• _Required work_
List every line in this data where the string "title" occurs.

--- Provided records ---

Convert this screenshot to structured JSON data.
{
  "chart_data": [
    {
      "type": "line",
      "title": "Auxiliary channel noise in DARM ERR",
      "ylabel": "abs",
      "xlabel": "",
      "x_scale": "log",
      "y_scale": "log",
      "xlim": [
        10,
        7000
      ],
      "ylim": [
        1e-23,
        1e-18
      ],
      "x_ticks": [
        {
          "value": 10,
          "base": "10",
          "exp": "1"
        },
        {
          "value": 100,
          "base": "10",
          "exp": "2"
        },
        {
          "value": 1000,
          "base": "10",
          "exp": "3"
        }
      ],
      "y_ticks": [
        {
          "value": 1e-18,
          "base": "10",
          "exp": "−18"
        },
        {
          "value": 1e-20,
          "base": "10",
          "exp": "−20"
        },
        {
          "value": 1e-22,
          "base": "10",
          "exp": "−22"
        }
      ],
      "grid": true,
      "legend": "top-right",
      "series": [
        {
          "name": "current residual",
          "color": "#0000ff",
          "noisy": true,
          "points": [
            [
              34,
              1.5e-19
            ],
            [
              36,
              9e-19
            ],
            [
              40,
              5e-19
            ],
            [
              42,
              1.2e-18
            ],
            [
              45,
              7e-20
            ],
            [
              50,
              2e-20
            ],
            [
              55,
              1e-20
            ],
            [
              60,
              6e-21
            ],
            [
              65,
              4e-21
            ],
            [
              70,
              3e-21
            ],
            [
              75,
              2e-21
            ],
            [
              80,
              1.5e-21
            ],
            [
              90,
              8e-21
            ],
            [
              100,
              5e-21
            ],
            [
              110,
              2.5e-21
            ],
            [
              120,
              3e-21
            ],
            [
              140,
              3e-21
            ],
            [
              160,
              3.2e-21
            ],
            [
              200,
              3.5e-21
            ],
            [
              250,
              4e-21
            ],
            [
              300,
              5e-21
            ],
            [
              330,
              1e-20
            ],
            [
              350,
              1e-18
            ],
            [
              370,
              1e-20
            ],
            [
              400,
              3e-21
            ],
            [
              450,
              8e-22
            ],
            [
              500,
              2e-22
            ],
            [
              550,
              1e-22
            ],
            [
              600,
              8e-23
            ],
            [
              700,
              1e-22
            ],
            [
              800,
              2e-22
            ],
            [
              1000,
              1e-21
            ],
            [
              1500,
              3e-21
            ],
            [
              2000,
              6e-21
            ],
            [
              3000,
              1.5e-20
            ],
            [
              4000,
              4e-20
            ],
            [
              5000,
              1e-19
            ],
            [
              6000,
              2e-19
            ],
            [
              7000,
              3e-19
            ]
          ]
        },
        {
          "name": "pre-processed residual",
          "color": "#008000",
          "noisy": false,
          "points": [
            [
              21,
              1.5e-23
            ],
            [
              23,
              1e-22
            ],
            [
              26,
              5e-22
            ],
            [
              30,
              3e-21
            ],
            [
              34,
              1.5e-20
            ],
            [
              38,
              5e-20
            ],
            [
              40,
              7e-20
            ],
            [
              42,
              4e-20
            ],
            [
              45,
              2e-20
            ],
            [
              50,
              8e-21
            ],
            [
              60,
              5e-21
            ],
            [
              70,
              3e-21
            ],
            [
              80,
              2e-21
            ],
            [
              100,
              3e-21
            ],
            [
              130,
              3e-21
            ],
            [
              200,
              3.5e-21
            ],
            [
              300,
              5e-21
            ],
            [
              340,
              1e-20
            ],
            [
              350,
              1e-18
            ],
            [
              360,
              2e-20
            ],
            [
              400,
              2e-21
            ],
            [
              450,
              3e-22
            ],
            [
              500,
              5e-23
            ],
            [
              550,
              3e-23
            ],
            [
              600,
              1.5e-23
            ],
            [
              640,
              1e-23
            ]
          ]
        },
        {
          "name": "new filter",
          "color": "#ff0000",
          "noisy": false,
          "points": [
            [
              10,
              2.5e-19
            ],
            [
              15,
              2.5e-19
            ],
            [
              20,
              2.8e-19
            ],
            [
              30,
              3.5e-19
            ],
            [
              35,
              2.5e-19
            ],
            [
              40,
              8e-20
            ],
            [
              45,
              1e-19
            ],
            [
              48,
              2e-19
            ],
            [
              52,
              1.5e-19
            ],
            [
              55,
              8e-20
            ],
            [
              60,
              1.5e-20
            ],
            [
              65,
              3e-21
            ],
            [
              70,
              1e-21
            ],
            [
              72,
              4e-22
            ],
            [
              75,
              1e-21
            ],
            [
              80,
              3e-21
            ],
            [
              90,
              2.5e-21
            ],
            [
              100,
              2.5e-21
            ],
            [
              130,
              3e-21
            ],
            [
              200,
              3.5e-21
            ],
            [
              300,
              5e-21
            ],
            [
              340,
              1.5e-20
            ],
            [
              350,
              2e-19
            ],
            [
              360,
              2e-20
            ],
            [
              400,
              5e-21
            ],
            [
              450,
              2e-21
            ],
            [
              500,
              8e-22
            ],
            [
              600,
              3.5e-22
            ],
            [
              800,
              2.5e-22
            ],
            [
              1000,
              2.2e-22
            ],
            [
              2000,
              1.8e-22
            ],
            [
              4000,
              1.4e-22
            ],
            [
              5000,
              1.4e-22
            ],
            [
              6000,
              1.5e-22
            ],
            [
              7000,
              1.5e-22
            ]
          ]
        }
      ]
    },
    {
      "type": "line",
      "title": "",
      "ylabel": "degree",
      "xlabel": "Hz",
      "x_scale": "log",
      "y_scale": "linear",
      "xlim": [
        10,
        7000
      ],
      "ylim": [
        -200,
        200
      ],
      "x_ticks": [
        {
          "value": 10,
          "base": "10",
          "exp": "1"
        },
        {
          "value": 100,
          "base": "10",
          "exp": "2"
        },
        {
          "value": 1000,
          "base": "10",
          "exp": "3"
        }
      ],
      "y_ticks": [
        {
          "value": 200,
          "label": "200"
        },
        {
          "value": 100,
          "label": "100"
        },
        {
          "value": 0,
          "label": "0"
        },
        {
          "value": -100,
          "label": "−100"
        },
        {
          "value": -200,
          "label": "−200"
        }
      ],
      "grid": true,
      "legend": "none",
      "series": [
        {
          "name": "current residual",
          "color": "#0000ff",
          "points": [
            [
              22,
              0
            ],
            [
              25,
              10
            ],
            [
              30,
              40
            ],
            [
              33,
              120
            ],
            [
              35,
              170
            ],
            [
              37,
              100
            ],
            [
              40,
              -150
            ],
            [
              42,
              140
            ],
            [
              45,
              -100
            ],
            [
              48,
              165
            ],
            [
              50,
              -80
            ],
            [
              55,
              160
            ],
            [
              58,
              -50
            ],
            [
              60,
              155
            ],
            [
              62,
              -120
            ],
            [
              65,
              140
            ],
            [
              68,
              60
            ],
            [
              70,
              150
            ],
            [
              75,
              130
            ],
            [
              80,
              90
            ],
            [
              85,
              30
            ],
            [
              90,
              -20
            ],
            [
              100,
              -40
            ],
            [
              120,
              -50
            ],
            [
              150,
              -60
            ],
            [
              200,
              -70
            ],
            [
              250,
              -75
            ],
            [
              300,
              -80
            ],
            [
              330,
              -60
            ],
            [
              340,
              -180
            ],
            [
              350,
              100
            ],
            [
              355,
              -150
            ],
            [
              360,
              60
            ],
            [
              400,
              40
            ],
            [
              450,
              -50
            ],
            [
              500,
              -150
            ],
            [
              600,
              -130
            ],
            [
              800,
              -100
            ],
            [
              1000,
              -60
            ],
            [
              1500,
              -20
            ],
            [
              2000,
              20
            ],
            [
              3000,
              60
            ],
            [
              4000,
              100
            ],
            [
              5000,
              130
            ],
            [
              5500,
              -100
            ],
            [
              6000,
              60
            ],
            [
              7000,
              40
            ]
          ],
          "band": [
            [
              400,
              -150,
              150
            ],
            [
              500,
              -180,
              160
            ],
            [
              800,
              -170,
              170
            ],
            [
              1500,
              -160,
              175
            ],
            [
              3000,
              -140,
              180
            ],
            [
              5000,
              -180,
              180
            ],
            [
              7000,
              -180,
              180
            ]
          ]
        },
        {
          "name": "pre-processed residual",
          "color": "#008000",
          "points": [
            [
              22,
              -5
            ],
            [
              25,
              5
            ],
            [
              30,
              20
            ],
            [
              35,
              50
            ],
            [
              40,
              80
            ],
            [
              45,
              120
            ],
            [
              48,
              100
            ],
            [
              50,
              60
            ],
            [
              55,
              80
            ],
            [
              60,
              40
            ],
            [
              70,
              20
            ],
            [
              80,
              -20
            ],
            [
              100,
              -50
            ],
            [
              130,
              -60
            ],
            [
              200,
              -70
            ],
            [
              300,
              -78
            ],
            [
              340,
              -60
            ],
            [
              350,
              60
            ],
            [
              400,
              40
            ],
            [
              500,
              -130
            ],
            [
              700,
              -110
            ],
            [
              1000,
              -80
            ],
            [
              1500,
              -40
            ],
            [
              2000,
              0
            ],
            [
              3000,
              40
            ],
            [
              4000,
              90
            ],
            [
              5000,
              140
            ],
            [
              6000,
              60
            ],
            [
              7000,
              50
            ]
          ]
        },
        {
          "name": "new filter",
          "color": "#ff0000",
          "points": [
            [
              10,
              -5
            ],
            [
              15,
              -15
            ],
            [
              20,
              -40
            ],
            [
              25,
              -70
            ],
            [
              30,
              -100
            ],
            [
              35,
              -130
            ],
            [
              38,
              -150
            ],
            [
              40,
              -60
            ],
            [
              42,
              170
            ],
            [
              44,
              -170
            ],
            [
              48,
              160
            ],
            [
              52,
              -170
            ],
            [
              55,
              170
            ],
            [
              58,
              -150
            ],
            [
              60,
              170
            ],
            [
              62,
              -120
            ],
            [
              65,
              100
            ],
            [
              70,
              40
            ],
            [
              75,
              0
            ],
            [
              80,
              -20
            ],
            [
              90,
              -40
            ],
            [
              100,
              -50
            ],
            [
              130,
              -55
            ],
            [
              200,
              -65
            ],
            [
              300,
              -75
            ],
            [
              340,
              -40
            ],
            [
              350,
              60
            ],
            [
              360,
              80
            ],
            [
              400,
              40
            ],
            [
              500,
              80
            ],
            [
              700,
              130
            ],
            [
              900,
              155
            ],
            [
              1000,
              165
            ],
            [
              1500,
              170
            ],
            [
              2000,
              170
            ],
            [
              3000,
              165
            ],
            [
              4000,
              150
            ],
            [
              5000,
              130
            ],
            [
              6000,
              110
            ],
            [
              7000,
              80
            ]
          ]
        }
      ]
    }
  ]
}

---

• _Result for this task_
      "title": "Auxiliary channel noise in DARM ERR",
      "title": "",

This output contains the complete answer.